[Stored data entries]

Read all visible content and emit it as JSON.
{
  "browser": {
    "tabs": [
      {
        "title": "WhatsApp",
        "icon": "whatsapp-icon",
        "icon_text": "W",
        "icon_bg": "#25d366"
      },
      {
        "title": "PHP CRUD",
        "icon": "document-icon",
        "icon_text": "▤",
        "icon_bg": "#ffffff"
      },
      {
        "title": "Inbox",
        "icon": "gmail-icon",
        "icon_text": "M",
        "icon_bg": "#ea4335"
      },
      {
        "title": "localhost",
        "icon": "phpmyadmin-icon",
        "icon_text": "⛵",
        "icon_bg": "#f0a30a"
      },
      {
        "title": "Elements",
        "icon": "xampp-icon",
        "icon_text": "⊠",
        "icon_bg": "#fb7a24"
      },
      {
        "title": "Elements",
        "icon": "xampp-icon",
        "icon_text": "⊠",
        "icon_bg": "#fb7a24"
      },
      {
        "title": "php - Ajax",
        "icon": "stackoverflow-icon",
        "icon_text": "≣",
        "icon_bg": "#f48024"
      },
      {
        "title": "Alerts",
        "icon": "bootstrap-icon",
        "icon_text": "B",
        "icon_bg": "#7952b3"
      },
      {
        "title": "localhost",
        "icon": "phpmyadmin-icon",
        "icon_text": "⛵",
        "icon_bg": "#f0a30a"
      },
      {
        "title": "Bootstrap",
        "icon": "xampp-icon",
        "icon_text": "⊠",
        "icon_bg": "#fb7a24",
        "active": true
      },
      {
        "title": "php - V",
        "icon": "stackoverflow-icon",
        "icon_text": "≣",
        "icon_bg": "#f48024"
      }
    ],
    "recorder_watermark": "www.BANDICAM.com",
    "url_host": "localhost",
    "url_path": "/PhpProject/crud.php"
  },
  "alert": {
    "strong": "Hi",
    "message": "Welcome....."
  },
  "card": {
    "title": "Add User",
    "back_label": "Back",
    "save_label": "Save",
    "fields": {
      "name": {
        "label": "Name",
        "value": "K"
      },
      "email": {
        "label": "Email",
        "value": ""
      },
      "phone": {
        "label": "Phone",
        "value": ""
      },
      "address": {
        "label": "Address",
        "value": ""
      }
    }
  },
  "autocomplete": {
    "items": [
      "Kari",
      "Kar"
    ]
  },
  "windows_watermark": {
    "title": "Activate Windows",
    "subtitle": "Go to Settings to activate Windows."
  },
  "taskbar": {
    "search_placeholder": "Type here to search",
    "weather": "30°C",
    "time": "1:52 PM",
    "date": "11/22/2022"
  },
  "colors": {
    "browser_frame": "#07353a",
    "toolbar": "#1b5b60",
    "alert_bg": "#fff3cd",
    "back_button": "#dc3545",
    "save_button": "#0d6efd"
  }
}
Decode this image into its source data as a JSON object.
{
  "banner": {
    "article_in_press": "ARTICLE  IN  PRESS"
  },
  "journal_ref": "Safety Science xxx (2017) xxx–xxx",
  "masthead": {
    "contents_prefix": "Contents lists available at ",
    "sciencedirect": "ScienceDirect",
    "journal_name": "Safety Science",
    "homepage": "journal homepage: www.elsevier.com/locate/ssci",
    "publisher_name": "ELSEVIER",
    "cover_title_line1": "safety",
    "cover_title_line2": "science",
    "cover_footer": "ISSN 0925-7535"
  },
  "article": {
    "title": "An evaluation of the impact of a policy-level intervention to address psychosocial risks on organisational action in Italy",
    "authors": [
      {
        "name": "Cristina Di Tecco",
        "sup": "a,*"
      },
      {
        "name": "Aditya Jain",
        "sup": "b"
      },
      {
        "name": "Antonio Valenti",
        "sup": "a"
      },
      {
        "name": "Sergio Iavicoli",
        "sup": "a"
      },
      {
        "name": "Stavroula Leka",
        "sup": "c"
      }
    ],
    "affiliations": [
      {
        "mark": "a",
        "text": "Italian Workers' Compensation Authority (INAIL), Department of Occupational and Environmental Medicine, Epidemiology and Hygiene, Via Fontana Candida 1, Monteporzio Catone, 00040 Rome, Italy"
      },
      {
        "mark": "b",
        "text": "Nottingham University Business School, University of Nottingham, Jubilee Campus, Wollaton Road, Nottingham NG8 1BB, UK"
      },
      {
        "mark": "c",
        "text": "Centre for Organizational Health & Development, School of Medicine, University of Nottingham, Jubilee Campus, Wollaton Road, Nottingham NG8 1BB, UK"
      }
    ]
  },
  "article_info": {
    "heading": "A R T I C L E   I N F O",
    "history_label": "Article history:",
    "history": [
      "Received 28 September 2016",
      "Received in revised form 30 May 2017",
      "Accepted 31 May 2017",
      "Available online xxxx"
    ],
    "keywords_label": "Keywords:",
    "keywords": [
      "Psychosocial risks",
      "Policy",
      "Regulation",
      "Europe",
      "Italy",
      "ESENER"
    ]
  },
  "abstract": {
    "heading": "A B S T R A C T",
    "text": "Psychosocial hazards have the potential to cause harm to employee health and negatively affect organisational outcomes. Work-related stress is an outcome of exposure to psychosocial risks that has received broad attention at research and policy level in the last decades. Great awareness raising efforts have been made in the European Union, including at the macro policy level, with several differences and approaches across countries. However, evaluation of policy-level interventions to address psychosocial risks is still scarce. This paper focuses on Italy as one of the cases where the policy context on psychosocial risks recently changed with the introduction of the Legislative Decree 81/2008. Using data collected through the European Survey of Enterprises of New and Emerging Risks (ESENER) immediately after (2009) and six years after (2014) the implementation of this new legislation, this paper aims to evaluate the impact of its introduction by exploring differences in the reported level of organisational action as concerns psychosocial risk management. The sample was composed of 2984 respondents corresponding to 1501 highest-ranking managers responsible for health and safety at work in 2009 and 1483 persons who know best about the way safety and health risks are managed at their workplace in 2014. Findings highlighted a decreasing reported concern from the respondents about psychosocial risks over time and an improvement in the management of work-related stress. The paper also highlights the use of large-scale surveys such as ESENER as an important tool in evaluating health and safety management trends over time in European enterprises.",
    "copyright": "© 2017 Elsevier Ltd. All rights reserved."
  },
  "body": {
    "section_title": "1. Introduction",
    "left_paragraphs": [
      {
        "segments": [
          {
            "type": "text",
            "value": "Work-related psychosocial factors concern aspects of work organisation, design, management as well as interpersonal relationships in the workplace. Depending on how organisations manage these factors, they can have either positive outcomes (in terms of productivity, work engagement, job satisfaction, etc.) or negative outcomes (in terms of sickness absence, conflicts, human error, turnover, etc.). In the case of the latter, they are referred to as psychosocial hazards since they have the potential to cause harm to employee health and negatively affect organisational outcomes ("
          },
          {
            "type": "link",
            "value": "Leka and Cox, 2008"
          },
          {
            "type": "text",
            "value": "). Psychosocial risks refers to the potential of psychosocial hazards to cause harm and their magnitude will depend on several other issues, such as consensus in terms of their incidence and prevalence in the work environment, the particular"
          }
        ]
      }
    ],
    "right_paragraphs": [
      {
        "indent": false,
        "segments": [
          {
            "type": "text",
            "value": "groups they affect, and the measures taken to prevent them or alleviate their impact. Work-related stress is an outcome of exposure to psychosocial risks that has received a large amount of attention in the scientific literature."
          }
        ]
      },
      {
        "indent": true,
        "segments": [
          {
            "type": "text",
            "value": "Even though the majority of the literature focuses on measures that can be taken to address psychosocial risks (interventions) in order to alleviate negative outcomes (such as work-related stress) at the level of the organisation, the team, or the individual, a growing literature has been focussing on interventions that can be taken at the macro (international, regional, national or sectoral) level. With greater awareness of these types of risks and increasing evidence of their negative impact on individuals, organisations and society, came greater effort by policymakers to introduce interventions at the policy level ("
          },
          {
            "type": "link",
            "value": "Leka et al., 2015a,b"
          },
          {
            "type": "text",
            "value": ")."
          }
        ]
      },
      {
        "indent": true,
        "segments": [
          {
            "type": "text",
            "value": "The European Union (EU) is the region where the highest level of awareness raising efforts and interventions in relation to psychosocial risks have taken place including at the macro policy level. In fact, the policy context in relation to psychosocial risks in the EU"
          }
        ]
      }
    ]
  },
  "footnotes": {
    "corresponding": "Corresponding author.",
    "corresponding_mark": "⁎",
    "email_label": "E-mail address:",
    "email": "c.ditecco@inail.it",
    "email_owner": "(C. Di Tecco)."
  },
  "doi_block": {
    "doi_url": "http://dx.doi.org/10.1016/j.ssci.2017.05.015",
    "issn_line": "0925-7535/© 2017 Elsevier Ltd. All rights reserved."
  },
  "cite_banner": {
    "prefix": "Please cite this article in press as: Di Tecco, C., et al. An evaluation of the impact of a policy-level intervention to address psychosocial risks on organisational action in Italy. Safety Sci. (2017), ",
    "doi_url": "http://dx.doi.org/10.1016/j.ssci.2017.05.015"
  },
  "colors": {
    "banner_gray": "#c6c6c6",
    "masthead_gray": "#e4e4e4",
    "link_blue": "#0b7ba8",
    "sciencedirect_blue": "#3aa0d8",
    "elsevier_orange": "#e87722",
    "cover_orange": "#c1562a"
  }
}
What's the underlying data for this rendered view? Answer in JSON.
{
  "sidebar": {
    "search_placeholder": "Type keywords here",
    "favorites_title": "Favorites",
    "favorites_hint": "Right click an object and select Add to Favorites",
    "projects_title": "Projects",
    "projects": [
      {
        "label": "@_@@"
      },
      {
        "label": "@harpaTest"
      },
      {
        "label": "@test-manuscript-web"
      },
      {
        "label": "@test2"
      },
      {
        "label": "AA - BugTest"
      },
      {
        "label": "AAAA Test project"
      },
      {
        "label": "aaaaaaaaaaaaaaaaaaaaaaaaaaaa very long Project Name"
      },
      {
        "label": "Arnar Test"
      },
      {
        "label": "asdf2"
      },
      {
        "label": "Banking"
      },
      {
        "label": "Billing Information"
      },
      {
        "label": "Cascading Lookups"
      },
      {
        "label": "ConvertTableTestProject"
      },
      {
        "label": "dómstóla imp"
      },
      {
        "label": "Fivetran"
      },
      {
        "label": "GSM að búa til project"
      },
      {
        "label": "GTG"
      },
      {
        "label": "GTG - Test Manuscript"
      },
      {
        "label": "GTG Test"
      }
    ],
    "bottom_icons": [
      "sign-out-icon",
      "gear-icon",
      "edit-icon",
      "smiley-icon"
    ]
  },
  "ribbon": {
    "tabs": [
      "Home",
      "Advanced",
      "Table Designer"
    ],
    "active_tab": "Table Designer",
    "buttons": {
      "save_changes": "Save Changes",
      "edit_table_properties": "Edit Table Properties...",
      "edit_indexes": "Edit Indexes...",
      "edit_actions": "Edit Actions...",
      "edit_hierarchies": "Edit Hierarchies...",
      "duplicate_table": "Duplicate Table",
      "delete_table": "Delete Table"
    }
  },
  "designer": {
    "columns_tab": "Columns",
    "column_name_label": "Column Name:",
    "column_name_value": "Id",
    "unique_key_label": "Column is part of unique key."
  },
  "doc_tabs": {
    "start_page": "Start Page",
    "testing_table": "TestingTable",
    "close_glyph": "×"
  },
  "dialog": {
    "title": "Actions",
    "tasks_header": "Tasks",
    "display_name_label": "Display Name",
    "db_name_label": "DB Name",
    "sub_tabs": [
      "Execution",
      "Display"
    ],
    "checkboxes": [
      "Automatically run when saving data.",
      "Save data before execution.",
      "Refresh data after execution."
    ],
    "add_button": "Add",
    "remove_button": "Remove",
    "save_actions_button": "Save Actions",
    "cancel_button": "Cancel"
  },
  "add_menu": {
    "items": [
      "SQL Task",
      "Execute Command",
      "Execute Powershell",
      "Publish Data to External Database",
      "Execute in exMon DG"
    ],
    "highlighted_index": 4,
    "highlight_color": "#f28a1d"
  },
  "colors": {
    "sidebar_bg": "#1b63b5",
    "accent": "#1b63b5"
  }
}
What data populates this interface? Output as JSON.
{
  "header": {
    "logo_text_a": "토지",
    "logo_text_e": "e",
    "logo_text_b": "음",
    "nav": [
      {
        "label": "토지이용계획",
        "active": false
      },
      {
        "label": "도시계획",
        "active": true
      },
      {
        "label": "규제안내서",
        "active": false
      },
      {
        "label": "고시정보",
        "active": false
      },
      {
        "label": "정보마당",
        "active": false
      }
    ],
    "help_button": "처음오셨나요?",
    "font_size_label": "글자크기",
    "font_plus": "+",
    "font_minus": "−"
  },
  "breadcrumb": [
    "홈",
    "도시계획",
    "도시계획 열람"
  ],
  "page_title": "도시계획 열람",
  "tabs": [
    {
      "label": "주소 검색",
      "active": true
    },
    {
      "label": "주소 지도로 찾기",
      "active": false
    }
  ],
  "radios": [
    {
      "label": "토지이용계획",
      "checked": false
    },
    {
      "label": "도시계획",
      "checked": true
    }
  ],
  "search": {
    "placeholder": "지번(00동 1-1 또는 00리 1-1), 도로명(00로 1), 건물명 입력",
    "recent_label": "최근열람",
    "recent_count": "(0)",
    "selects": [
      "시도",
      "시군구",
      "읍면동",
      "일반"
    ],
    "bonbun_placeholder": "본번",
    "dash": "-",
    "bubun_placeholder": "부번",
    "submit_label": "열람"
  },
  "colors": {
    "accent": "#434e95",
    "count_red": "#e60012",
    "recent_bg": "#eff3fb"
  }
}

- AIM OF THE EXERCISE
Copy out the lines from the line containing "What data populates" to the end of the listing above, without alteration.

- SOLUTION BELOW
What data populates this interface? Output as JSON.
{
  "header": {
    "logo_text_a": "토지",
    "logo_text_e": "e",
    "logo_text_b": "음",
    "nav": [
      {
        "label": "토지이용계획",
        "active": false
      },
      {
        "label": "도시계획",
        "active": true
      },
      {
        "label": "규제안내서",
        "active": false
      },
      {
        "label": "고시정보",
        "active": false
      },
      {
        "label": "정보마당",
        "active": false
      }
    ],
    "help_button": "처음오셨나요?",
    "font_size_label": "글자크기",
    "font_plus": "+",
    "font_minus": "−"
  },
  "breadcrumb": [
    "홈",
    "도시계획",
    "도시계획 열람"
  ],
  "page_title": "도시계획 열람",
  "tabs": [
    {
      "label": "주소 검색",
      "active": true
    },
    {
      "label": "주소 지도로 찾기",
      "active": false
    }
  ],
  "radios": [
    {
      "label": "토지이용계획",
      "checked": false
    },
    {
      "label": "도시계획",
      "checked": true
    }
  ],
  "search": {
    "placeholder": "지번(00동 1-1 또는 00리 1-1), 도로명(00로 1), 건물명 입력",
    "recent_label": "최근열람",
    "recent_count": "(0)",
    "selects": [
      "시도",
      "시군구",
      "읍면동",
      "일반"
    ],
    "bonbun_placeholder": "본번",
    "dash": "-",
    "bubun_placeholder": "부번",
    "submit_label": "열람"
  },
  "colors": {
    "accent": "#434e95",
    "count_red": "#e60012",
    "recent_bg": "#eff3fb"
  }
}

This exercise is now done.